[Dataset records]

╔══

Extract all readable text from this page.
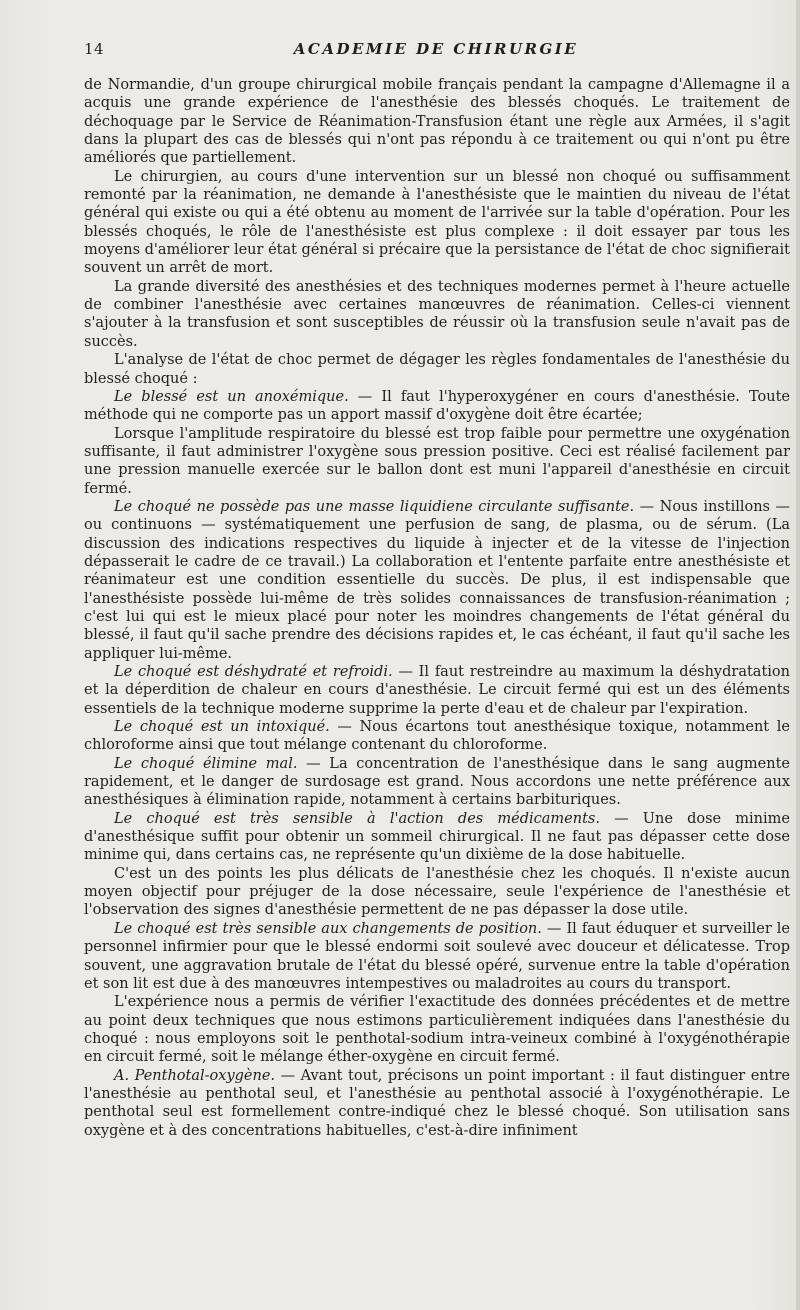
14	ACADEMIE DE CHIRURGIE

de Normandie, d'un groupe chirurgical mobile français pendant la campagne d'Allemagne il a acquis une grande expérience de l'anesthésie des blessés choqués. Le traitement de déchoquage par le Service de Réanimation-Transfusion étant une règle aux Armées, il s'agit dans la plupart des cas de blessés qui n'ont pas répondu à ce traitement ou qui n'ont pu être améliorés que partiellement.

Le chirurgien, au cours d'une intervention sur un blessé non choqué ou suffisamment remonté par la réanimation, ne demande à l'anesthésiste que le maintien du niveau de l'état général qui existe ou qui a été obtenu au moment de l'arrivée sur la table d'opération. Pour les blessés choqués, le rôle de l'anesthésiste est plus complexe : il doit essayer par tous les moyens d'améliorer leur état général si précaire que la persistance de l'état de choc signifierait souvent un arrêt de mort.

La grande diversité des anesthésies et des techniques modernes permet à l'heure actuelle de combiner l'anesthésie avec certaines manœuvres de réanimation. Celles-ci viennent s'ajouter à la transfusion et sont susceptibles de réussir où la transfusion seule n'avait pas de succès.

L'analyse de l'état de choc permet de dégager les règles fondamentales de l'anesthésie du blessé choqué :

Le blessé est un anoxémique. — Il faut l'hyperoxygéner en cours d'anesthésie. Toute méthode qui ne comporte pas un apport massif d'oxygène doit être écartée;

Lorsque l'amplitude respiratoire du blessé est trop faible pour permettre une oxygénation suffisante, il faut administrer l'oxygène sous pression positive. Ceci est réalisé facilement par une pression manuelle exercée sur le ballon dont est muni l'appareil d'anesthésie en circuit fermé.

Le choqué ne possède pas une masse liquidiene circulante suffisante. — Nous instillons — ou continuons — systématiquement une perfusion de sang, de plasma, ou de sérum. (La discussion des indications respectives du liquide à injecter et de la vitesse de l'injection dépasserait le cadre de ce travail.) La collaboration et l'entente parfaite entre anesthésiste et réanimateur est une condition essentielle du succès. De plus, il est indispensable que l'anesthésiste possède lui-même de très solides connaissances de transfusion-réanimation ; c'est lui qui est le mieux placé pour noter les moindres changements de l'état général du blessé, il faut qu'il sache prendre des décisions rapides et, le cas échéant, il faut qu'il sache les appliquer lui-même.

Le choqué est déshydraté et refroidi. — Il faut restreindre au maximum la déshydratation et la déperdition de chaleur en cours d'anesthésie. Le circuit fermé qui est un des éléments essentiels de la technique moderne supprime la perte d'eau et de chaleur par l'expiration.

Le choqué est un intoxiqué. — Nous écartons tout anesthésique toxique, notamment le chloroforme ainsi que tout mélange contenant du chloroforme.

Le choqué élimine mal. — La concentration de l'anesthésique dans le sang augmente rapidement, et le danger de surdosage est grand. Nous accordons une nette préférence aux anesthésiques à élimination rapide, notamment à certains barbituriques.

Le choqué est très sensible à l'action des médicaments. — Une dose minime d'anesthésique suffit pour obtenir un sommeil chirurgical. Il ne faut pas dépasser cette dose minime qui, dans certains cas, ne représente qu'un dixième de la dose habituelle.

C'est un des points les plus délicats de l'anesthésie chez les choqués. Il n'existe aucun moyen objectif pour préjuger de la dose nécessaire, seule l'expérience de l'anesthésie et l'observation des signes d'anesthésie permettent de ne pas dépasser la dose utile.

Le choqué est très sensible aux changements de position. — Il faut éduquer et surveiller le personnel infirmier pour que le blessé endormi soit soulevé avec douceur et délicatesse. Trop souvent, une aggravation brutale de l'état du blessé opéré, survenue entre la table d'opération et son lit est due à des manœuvres intempestives ou maladroites au cours du transport.

L'expérience nous a permis de vérifier l'exactitude des données précédentes et de mettre au point deux techniques que nous estimons particulièrement indiquées dans l'anesthésie du choqué : nous employons soit le penthotal-sodium intra-veineux combiné à l'oxygénothérapie en circuit fermé, soit le mélange éther-oxygène en circuit fermé.

A. Penthotal-oxygène. — Avant tout, précisons un point important : il faut distinguer entre l'anesthésie au penthotal seul, et l'anesthésie au penthotal associé à l'oxygénothérapie. Le penthotal seul est formellement contre-indiqué chez le blessé choqué. Son utilisation sans oxygène et à des concentrations habituelles, c'est-à-dire infiniment
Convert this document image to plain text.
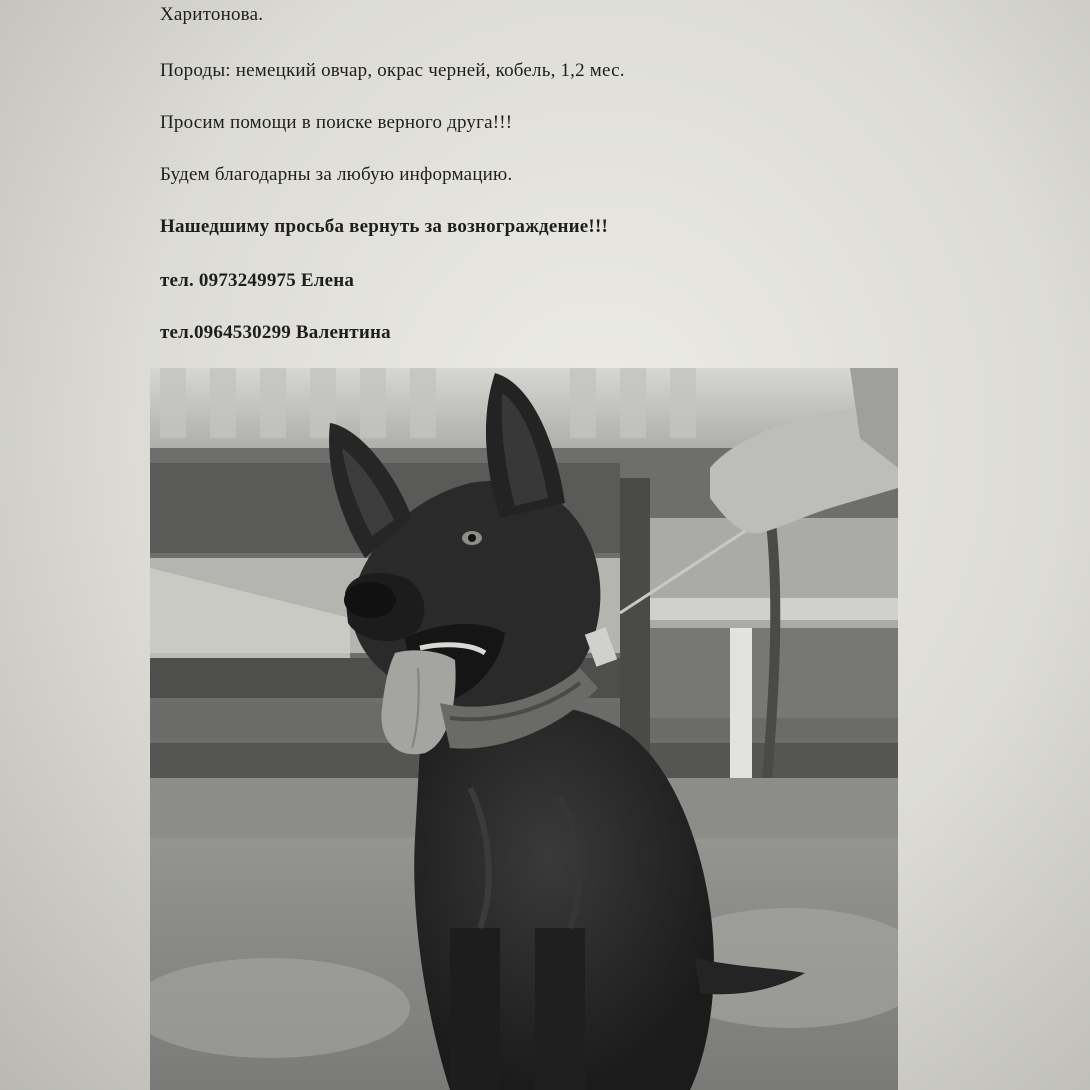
Харитонова.
Породы: немецкий овчар, окрас черней, кобель, 1,2 мес.
Просим помощи в поиске верного друга!!!
Будем благодарны за любую информацию.
Нашедшиму просьба вернуть за вознограждение!!!
тел. 0973249975 Елена
тел.0964530299 Валентина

╚══

What is being asked »
Gather up the lines that contain the word "certains".

Final result »
Le choqué élimine mal. — La concentration de l'anesthésique dans le sang augmente rapidement, et le danger de surdosage est grand. Nous accordons une nette préférence aux anesthésiques à élimination rapide, notamment à certains barbituriques.
Le choqué est très sensible à l'action des médicaments. — Une dose minime d'anesthésique suffit pour obtenir un sommeil chirurgical. Il ne faut pas dépasser cette dose minime qui, dans certains cas, ne représente qu'un dixième de la dose habituelle.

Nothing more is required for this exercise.